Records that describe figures

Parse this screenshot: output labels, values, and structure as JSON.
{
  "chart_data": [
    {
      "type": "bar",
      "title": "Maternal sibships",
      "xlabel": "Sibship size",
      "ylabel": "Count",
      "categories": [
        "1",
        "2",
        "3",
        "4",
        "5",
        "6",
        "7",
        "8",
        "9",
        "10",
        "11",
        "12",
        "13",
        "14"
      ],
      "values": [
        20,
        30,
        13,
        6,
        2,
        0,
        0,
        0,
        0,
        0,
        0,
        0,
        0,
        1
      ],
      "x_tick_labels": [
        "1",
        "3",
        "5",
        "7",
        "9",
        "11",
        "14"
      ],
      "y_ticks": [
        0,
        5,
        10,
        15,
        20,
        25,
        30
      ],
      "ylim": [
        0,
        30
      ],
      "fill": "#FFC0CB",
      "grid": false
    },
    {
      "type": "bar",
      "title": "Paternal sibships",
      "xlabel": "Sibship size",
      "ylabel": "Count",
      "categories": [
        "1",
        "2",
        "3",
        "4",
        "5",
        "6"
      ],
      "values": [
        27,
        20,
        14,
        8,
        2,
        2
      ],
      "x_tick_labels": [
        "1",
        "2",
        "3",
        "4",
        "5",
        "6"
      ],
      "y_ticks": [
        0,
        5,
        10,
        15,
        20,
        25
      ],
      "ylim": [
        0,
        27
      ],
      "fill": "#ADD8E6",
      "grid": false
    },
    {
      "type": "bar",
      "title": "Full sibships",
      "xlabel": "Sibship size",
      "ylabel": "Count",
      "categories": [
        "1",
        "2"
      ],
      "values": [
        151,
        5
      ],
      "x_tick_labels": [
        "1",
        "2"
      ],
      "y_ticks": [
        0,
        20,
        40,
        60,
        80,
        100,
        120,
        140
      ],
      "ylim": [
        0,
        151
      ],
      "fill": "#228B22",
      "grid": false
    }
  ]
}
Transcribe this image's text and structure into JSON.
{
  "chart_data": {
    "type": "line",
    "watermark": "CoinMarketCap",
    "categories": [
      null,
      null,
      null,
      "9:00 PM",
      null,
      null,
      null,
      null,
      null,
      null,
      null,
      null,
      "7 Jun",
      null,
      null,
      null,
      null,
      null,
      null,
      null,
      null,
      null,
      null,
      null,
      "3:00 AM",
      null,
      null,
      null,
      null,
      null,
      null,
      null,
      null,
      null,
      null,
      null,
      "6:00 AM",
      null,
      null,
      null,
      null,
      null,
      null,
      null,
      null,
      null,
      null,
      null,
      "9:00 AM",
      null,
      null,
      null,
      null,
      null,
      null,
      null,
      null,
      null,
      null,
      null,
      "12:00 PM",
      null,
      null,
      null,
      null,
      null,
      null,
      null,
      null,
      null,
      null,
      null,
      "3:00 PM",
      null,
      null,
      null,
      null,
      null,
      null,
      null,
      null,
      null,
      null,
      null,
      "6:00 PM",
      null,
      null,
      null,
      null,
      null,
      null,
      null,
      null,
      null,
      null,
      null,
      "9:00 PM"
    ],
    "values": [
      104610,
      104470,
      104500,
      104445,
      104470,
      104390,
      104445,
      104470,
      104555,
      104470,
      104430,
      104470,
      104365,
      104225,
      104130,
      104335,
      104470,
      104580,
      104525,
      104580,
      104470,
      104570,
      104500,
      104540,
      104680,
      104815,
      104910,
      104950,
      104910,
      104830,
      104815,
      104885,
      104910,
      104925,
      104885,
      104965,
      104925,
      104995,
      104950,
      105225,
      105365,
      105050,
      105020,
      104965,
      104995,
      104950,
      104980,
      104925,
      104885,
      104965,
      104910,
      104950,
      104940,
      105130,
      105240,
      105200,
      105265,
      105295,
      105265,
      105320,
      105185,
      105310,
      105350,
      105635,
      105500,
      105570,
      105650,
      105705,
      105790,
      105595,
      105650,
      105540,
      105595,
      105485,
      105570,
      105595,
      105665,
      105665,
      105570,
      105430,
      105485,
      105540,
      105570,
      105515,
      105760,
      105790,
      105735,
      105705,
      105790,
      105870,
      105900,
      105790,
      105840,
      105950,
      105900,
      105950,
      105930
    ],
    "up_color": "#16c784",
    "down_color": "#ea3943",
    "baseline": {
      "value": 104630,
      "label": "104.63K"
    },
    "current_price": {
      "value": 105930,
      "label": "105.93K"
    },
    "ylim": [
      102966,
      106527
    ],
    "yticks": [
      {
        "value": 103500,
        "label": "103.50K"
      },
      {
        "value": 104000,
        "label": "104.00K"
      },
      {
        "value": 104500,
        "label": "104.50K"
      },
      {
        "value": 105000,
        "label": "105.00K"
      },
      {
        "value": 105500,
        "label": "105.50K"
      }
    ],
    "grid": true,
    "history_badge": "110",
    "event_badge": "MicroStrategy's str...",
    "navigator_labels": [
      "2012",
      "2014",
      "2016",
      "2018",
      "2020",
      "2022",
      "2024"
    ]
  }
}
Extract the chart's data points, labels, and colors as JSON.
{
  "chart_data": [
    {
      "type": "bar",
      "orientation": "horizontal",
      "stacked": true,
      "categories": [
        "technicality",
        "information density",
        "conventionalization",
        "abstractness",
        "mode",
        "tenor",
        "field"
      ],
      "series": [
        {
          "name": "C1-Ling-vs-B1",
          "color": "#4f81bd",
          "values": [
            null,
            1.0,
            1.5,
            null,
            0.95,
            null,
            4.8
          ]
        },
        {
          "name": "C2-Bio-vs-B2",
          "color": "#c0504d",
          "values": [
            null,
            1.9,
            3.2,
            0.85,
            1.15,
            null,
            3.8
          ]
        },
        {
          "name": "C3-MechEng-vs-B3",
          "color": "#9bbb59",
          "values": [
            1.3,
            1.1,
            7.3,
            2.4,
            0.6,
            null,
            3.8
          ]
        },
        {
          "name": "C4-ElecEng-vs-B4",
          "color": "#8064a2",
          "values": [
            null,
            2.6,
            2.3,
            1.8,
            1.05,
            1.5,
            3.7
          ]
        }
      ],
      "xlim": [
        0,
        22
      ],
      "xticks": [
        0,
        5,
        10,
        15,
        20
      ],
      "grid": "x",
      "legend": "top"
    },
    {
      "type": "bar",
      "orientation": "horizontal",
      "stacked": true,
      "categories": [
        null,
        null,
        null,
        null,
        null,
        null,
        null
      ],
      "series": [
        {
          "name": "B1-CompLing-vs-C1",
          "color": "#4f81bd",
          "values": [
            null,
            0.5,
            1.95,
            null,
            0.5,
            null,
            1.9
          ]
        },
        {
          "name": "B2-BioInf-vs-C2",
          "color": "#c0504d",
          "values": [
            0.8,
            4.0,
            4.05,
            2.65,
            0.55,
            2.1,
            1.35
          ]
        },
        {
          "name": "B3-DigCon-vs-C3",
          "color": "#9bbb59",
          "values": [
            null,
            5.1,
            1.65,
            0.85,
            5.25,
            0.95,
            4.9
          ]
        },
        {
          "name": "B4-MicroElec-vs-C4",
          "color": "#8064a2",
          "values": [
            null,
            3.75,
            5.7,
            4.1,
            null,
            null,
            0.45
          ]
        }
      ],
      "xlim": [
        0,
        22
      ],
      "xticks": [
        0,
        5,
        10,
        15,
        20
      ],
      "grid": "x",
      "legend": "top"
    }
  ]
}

§ WHAT YOU ARE ASKED TO DO: Every entry needs to be retyped exactly.

§ ANSWER TO THE PROBLEM:
Parse this screenshot: output labels, values, and structure as JSON.
{
  "chart_data": [
    {
      "type": "bar",
      "title": "Maternal sibships",
      "xlabel": "Sibship size",
      "ylabel": "Count",
      "categories": [
        "1",
        "2",
        "3",
        "4",
        "5",
        "6",
        "7",
        "8",
        "9",
        "10",
        "11",
        "12",
        "13",
        "14"
      ],
      "values": [
        20,
        30,
        13,
        6,
        2,
        0,
        0,
        0,
        0,
        0,
        0,
        0,
        0,
        1
      ],
      "x_tick_labels": [
        "1",
        "3",
        "5",
        "7",
        "9",
        "11",
        "14"
      ],
      "y_ticks": [
        0,
        5,
        10,
        15,
        20,
        25,
        30
      ],
      "ylim": [
        0,
        30
      ],
      "fill": "#FFC0CB",
      "grid": false
    },
    {
      "type": "bar",
      "title": "Paternal sibships",
      "xlabel": "Sibship size",
      "ylabel": "Count",
      "categories": [
        "1",
        "2",
        "3",
        "4",
        "5",
        "6"
      ],
      "values": [
        27,
        20,
        14,
        8,
        2,
        2
      ],
      "x_tick_labels": [
        "1",
        "2",
        "3",
        "4",
        "5",
        "6"
      ],
      "y_ticks": [
        0,
        5,
        10,
        15,
        20,
        25
      ],
      "ylim": [
        0,
        27
      ],
      "fill": "#ADD8E6",
      "grid": false
    },
    {
      "type": "bar",
      "title": "Full sibships",
      "xlabel": "Sibship size",
      "ylabel": "Count",
      "categories": [
        "1",
        "2"
      ],
      "values": [
        151,
        5
      ],
      "x_tick_labels": [
        "1",
        "2"
      ],
      "y_ticks": [
        0,
        20,
        40,
        60,
        80,
        100,
        120,
        140
      ],
      "ylim": [
        0,
        151
      ],
      "fill": "#228B22",
      "grid": false
    }
  ]
}
Transcribe this image's text and structure into JSON.
{
  "chart_data": {
    "type": "line",
    "watermark": "CoinMarketCap",
    "categories": [
      null,
      null,
      null,
      "9:00 PM",
      null,
      null,
      null,
      null,
      null,
      null,
      null,
      null,
      "7 Jun",
      null,
      null,
      null,
      null,
      null,
      null,
      null,
      null,
      null,
      null,
      null,
      "3:00 AM",
      null,
      null,
      null,
      null,
      null,
      null,
      null,
      null,
      null,
      null,
      null,
      "6:00 AM",
      null,
      null,
      null,
      null,
      null,
      null,
      null,
      null,
      null,
      null,
      null,
      "9:00 AM",
      null,
      null,
      null,
      null,
      null,
      null,
      null,
      null,
      null,
      null,
      null,
      "12:00 PM",
      null,
      null,
      null,
      null,
      null,
      null,
      null,
      null,
      null,
      null,
      null,
      "3:00 PM",
      null,
      null,
      null,
      null,
      null,
      null,
      null,
      null,
      null,
      null,
      null,
      "6:00 PM",
      null,
      null,
      null,
      null,
      null,
      null,
      null,
      null,
      null,
      null,
      null,
      "9:00 PM"
    ],
    "values": [
      104610,
      104470,
      104500,
      104445,
      104470,
      104390,
      104445,
      104470,
      104555,
      104470,
      104430,
      104470,
      104365,
      104225,
      104130,
      104335,
      104470,
      104580,
      104525,
      104580,
      104470,
      104570,
      104500,
      104540,
      104680,
      104815,
      104910,
      104950,
      104910,
      104830,
      104815,
      104885,
      104910,
      104925,
      104885,
      104965,
      104925,
      104995,
      104950,
      105225,
      105365,
      105050,
      105020,
      104965,
      104995,
      104950,
      104980,
      104925,
      104885,
      104965,
      104910,
      104950,
      104940,
      105130,
      105240,
      105200,
      105265,
      105295,
      105265,
      105320,
      105185,
      105310,
      105350,
      105635,
      105500,
      105570,
      105650,
      105705,
      105790,
      105595,
      105650,
      105540,
      105595,
      105485,
      105570,
      105595,
      105665,
      105665,
      105570,
      105430,
      105485,
      105540,
      105570,
      105515,
      105760,
      105790,
      105735,
      105705,
      105790,
      105870,
      105900,
      105790,
      105840,
      105950,
      105900,
      105950,
      105930
    ],
    "up_color": "#16c784",
    "down_color": "#ea3943",
    "baseline": {
      "value": 104630,
      "label": "104.63K"
    },
    "current_price": {
      "value": 105930,
      "label": "105.93K"
    },
    "ylim": [
      102966,
      106527
    ],
    "yticks": [
      {
        "value": 103500,
        "label": "103.50K"
      },
      {
        "value": 104000,
        "label": "104.00K"
      },
      {
        "value": 104500,
        "label": "104.50K"
      },
      {
        "value": 105000,
        "label": "105.00K"
      },
      {
        "value": 105500,
        "label": "105.50K"
      }
    ],
    "grid": true,
    "history_badge": "110",
    "event_badge": "MicroStrategy's str...",
    "navigator_labels": [
      "2012",
      "2014",
      "2016",
      "2018",
      "2020",
      "2022",
      "2024"
    ]
  }
}
Extract the chart's data points, labels, and colors as JSON.
{
  "chart_data": [
    {
      "type": "bar",
      "orientation": "horizontal",
      "stacked": true,
      "categories": [
        "technicality",
        "information density",
        "conventionalization",
        "abstractness",
        "mode",
        "tenor",
        "field"
      ],
      "series": [
        {
          "name": "C1-Ling-vs-B1",
          "color": "#4f81bd",
          "values": [
            null,
            1.0,
            1.5,
            null,
            0.95,
            null,
            4.8
          ]
        },
        {
          "name": "C2-Bio-vs-B2",
          "color": "#c0504d",
          "values": [
            null,
            1.9,
            3.2,
            0.85,
            1.15,
            null,
            3.8
          ]
        },
        {
          "name": "C3-MechEng-vs-B3",
          "color": "#9bbb59",
          "values": [
            1.3,
            1.1,
            7.3,
            2.4,
            0.6,
            null,
            3.8
          ]
        },
        {
          "name": "C4-ElecEng-vs-B4",
          "color": "#8064a2",
          "values": [
            null,
            2.6,
            2.3,
            1.8,
            1.05,
            1.5,
            3.7
          ]
        }
      ],
      "xlim": [
        0,
        22
      ],
      "xticks": [
        0,
        5,
        10,
        15,
        20
      ],
      "grid": "x",
      "legend": "top"
    },
    {
      "type": "bar",
      "orientation": "horizontal",
      "stacked": true,
      "categories": [
        null,
        null,
        null,
        null,
        null,
        null,
        null
      ],
      "series": [
        {
          "name": "B1-CompLing-vs-C1",
          "color": "#4f81bd",
          "values": [
            null,
            0.5,
            1.95,
            null,
            0.5,
            null,
            1.9
          ]
        },
        {
          "name": "B2-BioInf-vs-C2",
          "color": "#c0504d",
          "values": [
            0.8,
            4.0,
            4.05,
            2.65,
            0.55,
            2.1,
            1.35
          ]
        },
        {
          "name": "B3-DigCon-vs-C3",
          "color": "#9bbb59",
          "values": [
            null,
            5.1,
            1.65,
            0.85,
            5.25,
            0.95,
            4.9
          ]
        },
        {
          "name": "B4-MicroElec-vs-C4",
          "color": "#8064a2",
          "values": [
            null,
            3.75,
            5.7,
            4.1,
            null,
            null,
            0.45
          ]
        }
      ],
      "xlim": [
        0,
        22
      ],
      "xticks": [
        0,
        5,
        10,
        15,
        20
      ],
      "grid": "x",
      "legend": "top"
    }
  ]
}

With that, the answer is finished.